◆ **THE EXERCISE**
Your copy of the material below should match it exactly, except that it holds no pictures.

◆ **EXTRACTED MATERIAL**
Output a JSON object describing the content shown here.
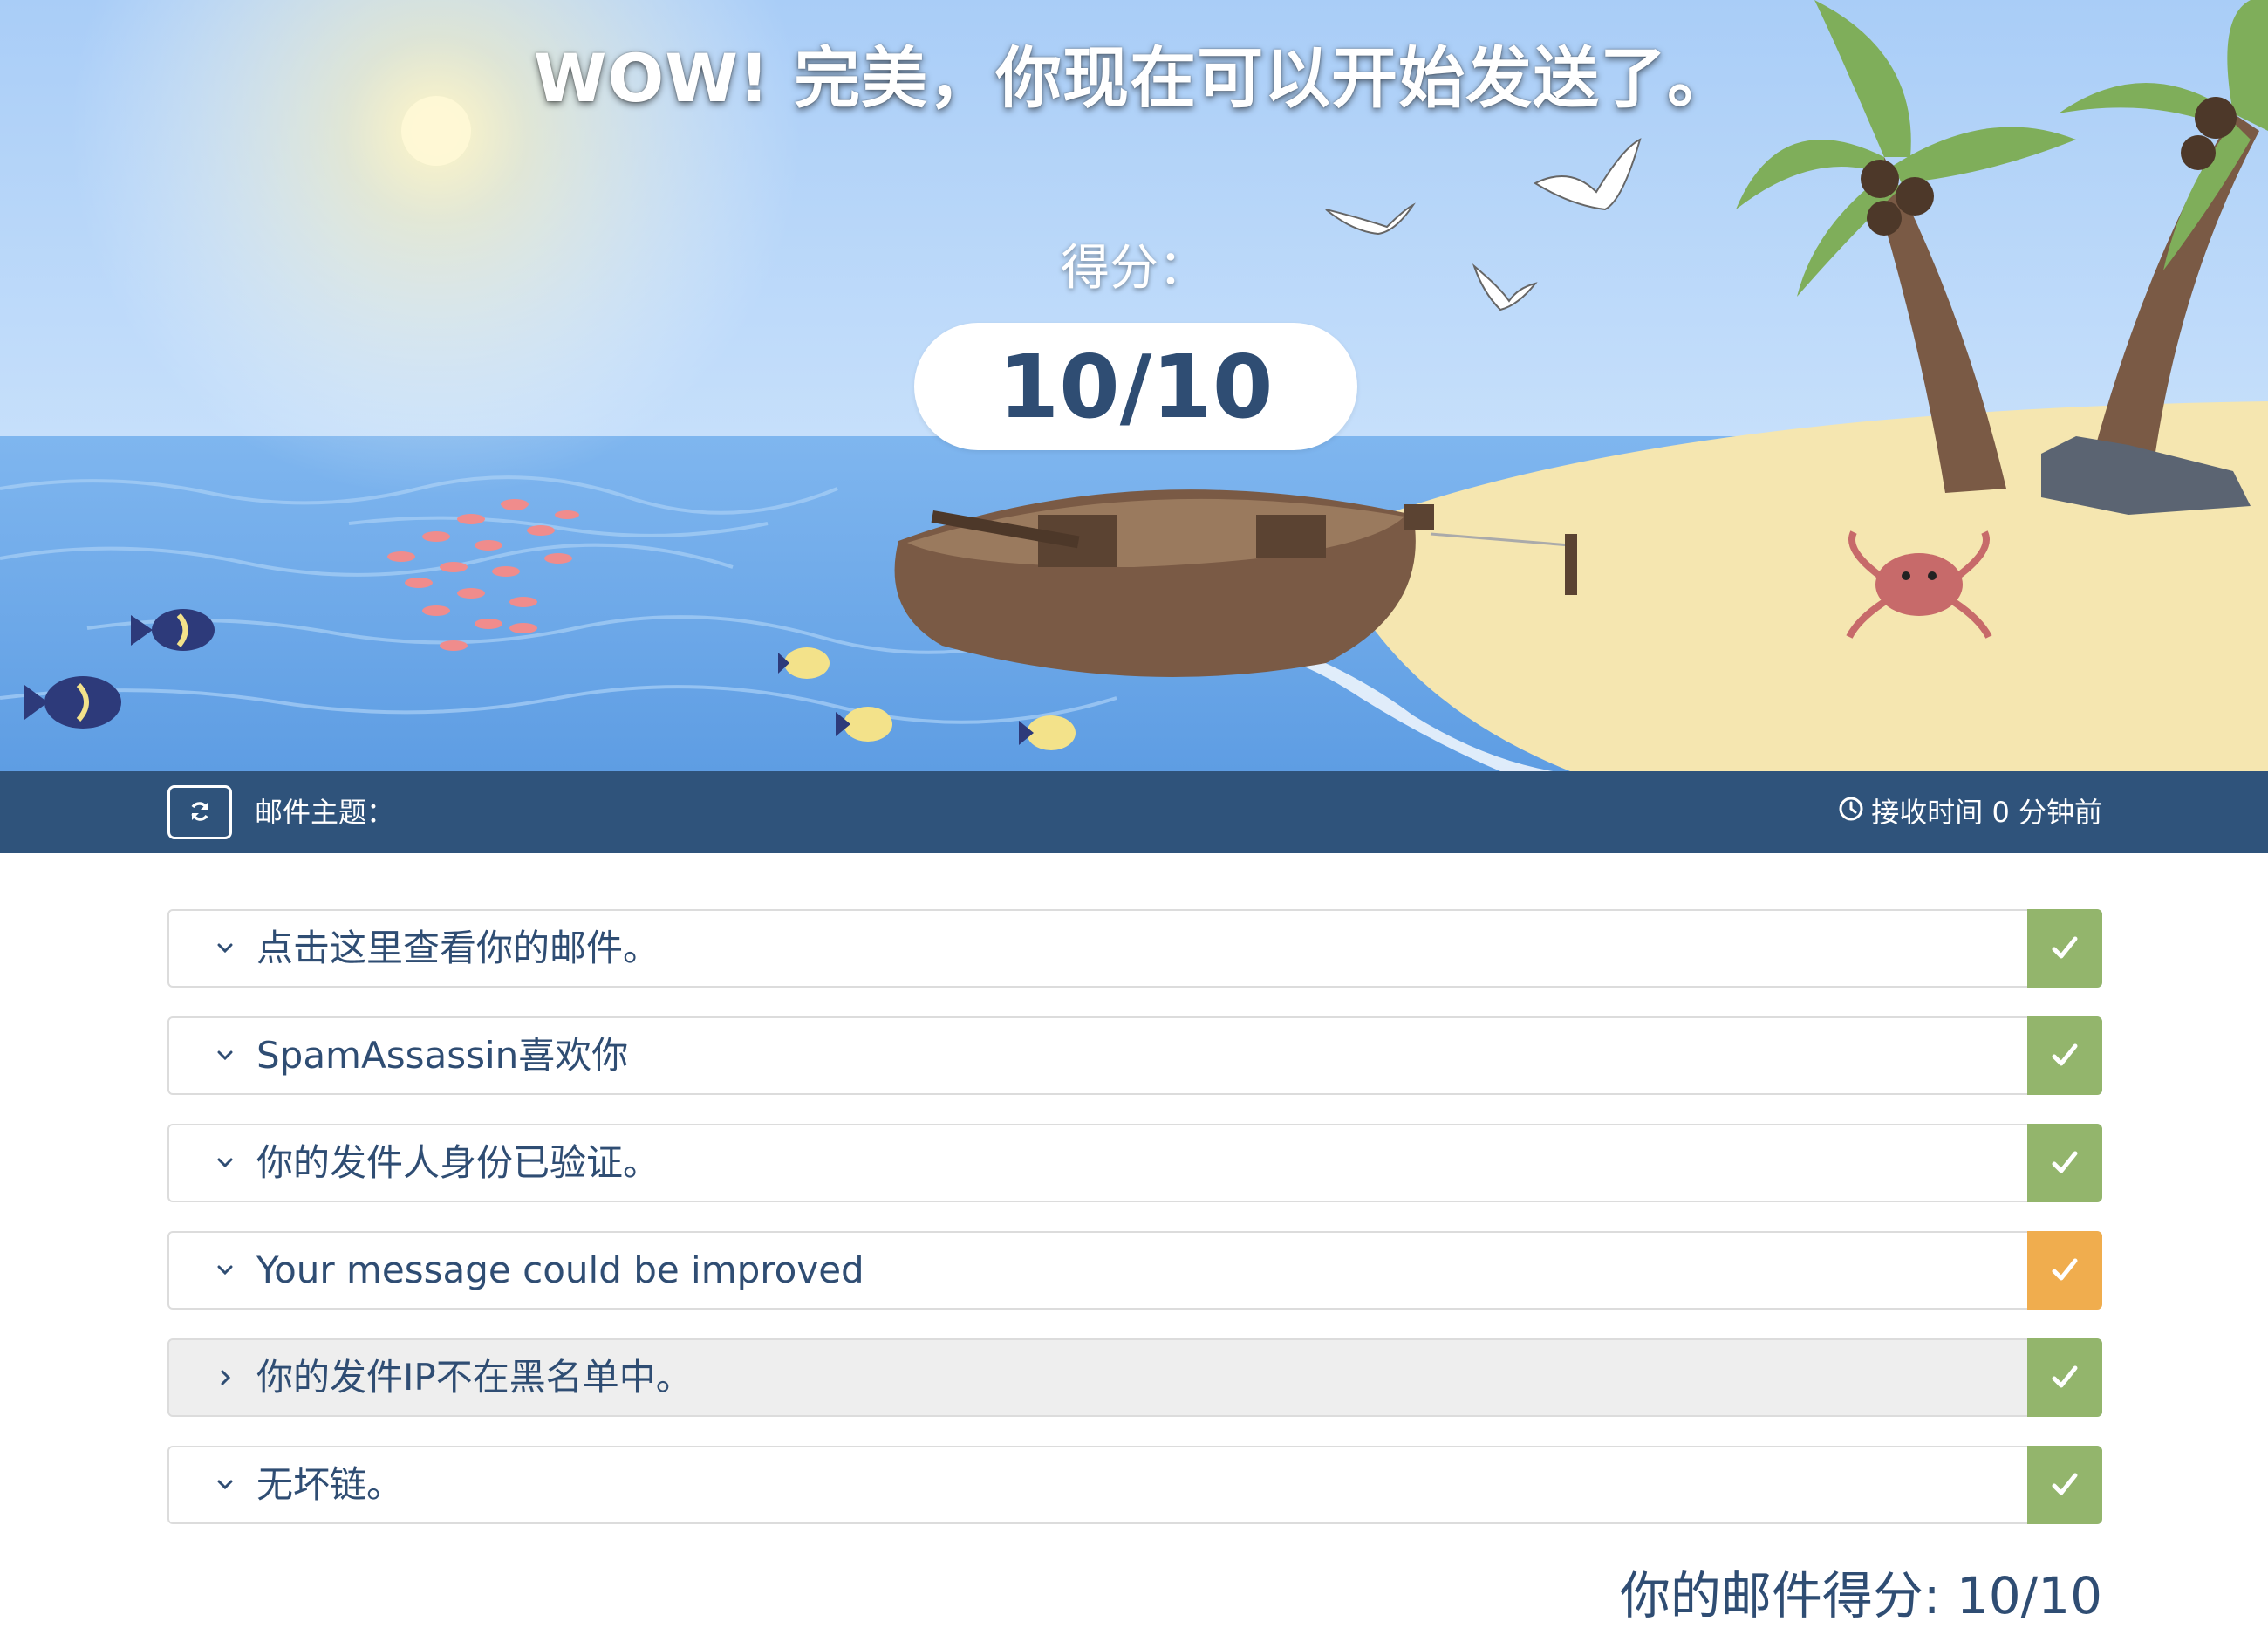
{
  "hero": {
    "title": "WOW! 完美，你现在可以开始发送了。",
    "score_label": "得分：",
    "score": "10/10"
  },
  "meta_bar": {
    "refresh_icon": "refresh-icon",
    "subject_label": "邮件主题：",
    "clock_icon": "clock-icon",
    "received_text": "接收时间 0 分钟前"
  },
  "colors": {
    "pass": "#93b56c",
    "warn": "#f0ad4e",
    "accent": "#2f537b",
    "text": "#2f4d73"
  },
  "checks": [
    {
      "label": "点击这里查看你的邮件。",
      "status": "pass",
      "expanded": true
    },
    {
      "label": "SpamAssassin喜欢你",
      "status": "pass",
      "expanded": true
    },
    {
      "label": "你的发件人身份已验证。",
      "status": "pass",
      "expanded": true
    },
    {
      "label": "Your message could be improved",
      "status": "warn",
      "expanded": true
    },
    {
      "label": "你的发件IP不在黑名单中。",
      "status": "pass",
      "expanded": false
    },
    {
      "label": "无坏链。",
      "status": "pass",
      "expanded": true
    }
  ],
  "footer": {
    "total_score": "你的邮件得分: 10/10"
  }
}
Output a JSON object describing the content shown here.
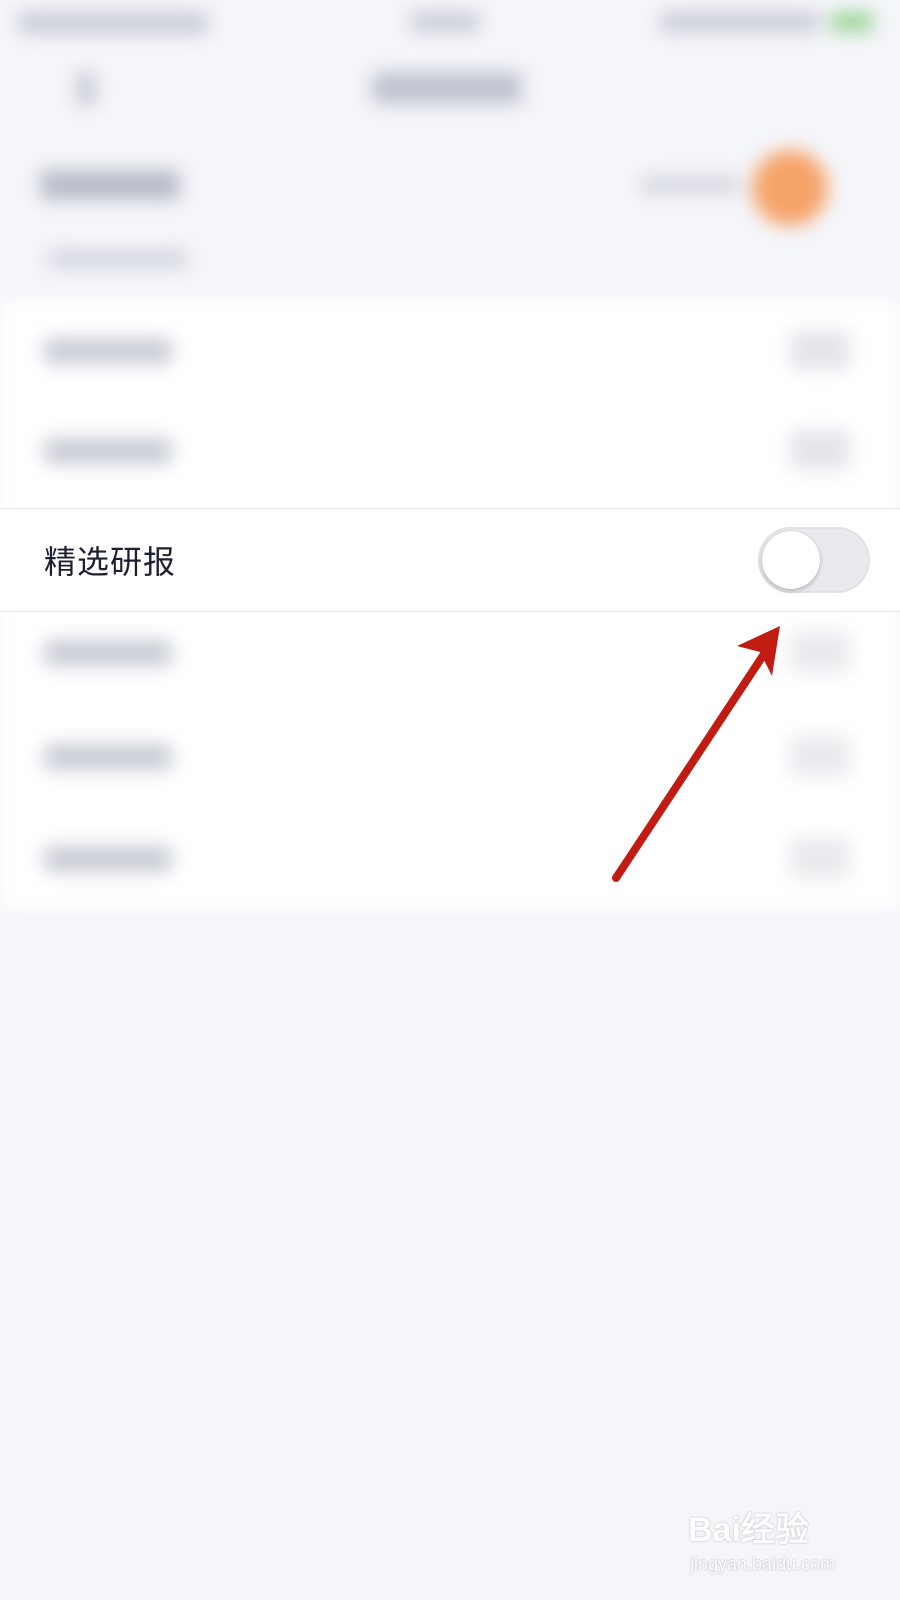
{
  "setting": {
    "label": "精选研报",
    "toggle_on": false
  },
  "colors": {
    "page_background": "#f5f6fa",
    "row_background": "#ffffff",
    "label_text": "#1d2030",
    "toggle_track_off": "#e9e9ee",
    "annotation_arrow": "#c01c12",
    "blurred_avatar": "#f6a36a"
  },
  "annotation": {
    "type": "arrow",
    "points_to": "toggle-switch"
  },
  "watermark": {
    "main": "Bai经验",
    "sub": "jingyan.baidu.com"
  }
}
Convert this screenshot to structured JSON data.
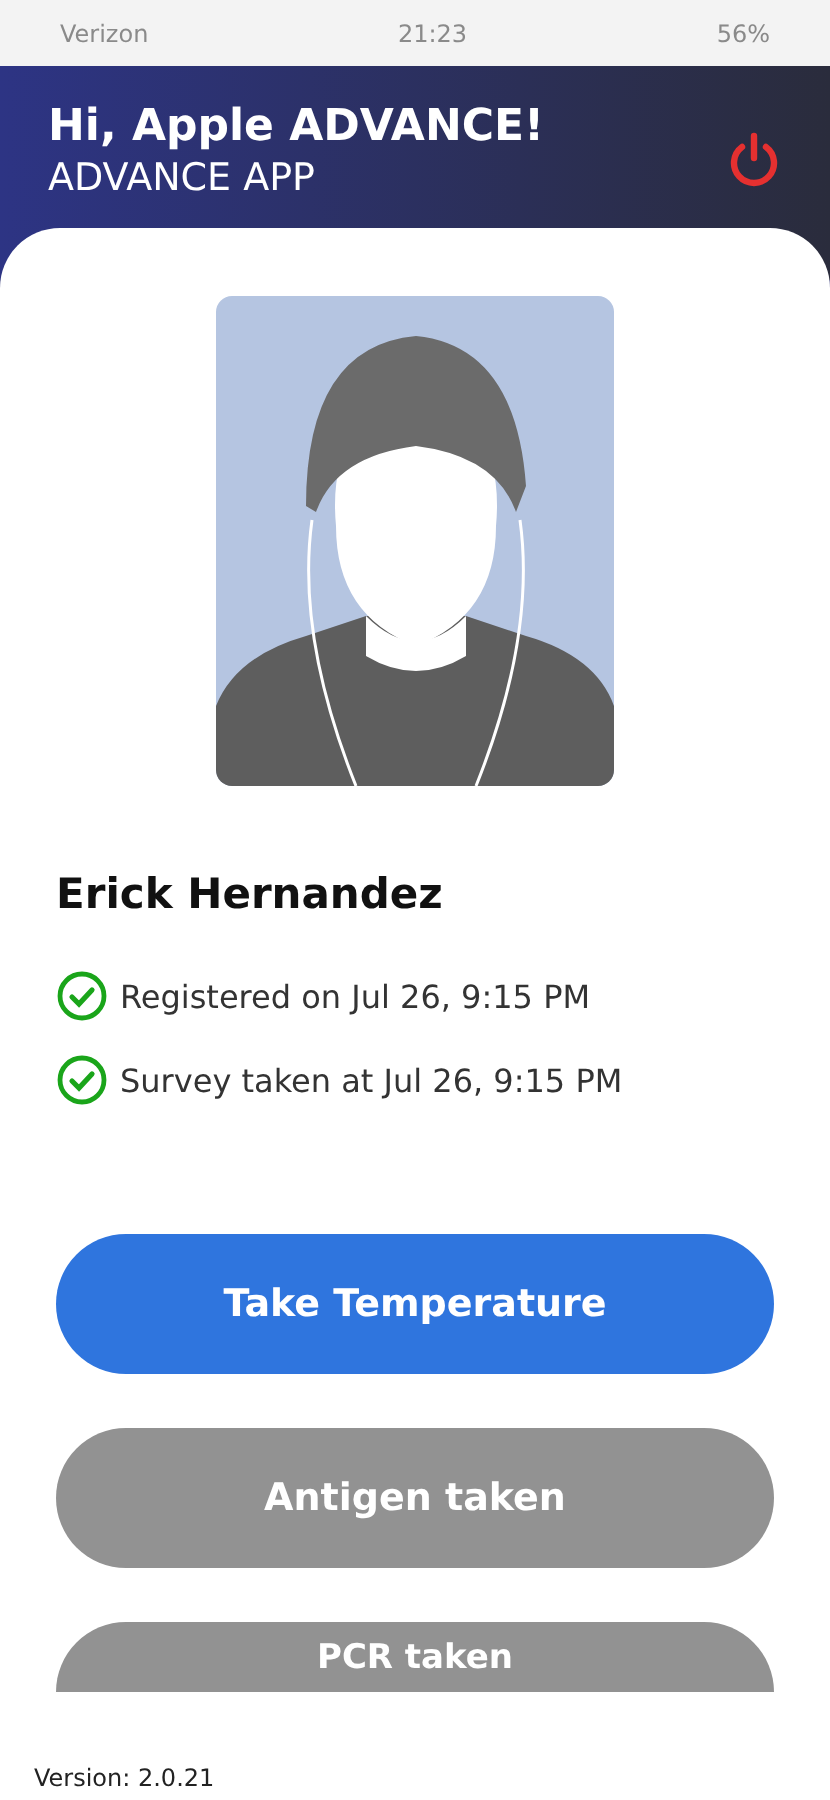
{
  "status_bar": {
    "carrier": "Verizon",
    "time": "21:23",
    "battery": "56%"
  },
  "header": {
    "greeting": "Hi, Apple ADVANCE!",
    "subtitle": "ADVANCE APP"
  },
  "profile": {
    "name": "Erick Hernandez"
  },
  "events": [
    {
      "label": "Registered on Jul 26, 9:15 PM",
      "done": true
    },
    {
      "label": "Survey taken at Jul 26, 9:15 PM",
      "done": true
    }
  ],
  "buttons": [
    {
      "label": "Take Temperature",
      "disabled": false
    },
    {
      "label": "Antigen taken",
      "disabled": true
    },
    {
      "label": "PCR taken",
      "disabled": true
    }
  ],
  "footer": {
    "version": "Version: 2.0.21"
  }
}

◆ **ANSWER TO THE EXERCISE**
Output a JSON object describing the content shown here.
{
  "hero": {
    "title": "WOW! 完美，你现在可以开始发送了。",
    "score_label": "得分：",
    "score": "10/10"
  },
  "meta_bar": {
    "refresh_icon": "refresh-icon",
    "subject_label": "邮件主题：",
    "clock_icon": "clock-icon",
    "received_text": "接收时间 0 分钟前"
  },
  "colors": {
    "pass": "#93b56c",
    "warn": "#f0ad4e",
    "accent": "#2f537b",
    "text": "#2f4d73"
  },
  "checks": [
    {
      "label": "点击这里查看你的邮件。",
      "status": "pass",
      "expanded": true
    },
    {
      "label": "SpamAssassin喜欢你",
      "status": "pass",
      "expanded": true
    },
    {
      "label": "你的发件人身份已验证。",
      "status": "pass",
      "expanded": true
    },
    {
      "label": "Your message could be improved",
      "status": "warn",
      "expanded": true
    },
    {
      "label": "你的发件IP不在黑名单中。",
      "status": "pass",
      "expanded": false
    },
    {
      "label": "无坏链。",
      "status": "pass",
      "expanded": true
    }
  ],
  "footer": {
    "total_score": "你的邮件得分: 10/10"
  }
}
Output a JSON object describing the content shown here.
{
  "setting": {
    "label": "精选研报",
    "toggle_on": false
  },
  "colors": {
    "page_background": "#f5f6fa",
    "row_background": "#ffffff",
    "label_text": "#1d2030",
    "toggle_track_off": "#e9e9ee",
    "annotation_arrow": "#c01c12",
    "blurred_avatar": "#f6a36a"
  },
  "annotation": {
    "type": "arrow",
    "points_to": "toggle-switch"
  },
  "watermark": {
    "main": "Bai经验",
    "sub": "jingyan.baidu.com"
  }
}
Convert this screenshot to structured JSON data.
{
  "status_bar": {
    "carrier": "Verizon",
    "time": "21:23",
    "battery": "56%"
  },
  "header": {
    "greeting": "Hi, Apple ADVANCE!",
    "subtitle": "ADVANCE APP"
  },
  "profile": {
    "name": "Erick Hernandez"
  },
  "events": [
    {
      "label": "Registered on Jul 26, 9:15 PM",
      "done": true
    },
    {
      "label": "Survey taken at Jul 26, 9:15 PM",
      "done": true
    }
  ],
  "buttons": [
    {
      "label": "Take Temperature",
      "disabled": false
    },
    {
      "label": "Antigen taken",
      "disabled": true
    },
    {
      "label": "PCR taken",
      "disabled": true
    }
  ],
  "footer": {
    "version": "Version: 2.0.21"
  }
}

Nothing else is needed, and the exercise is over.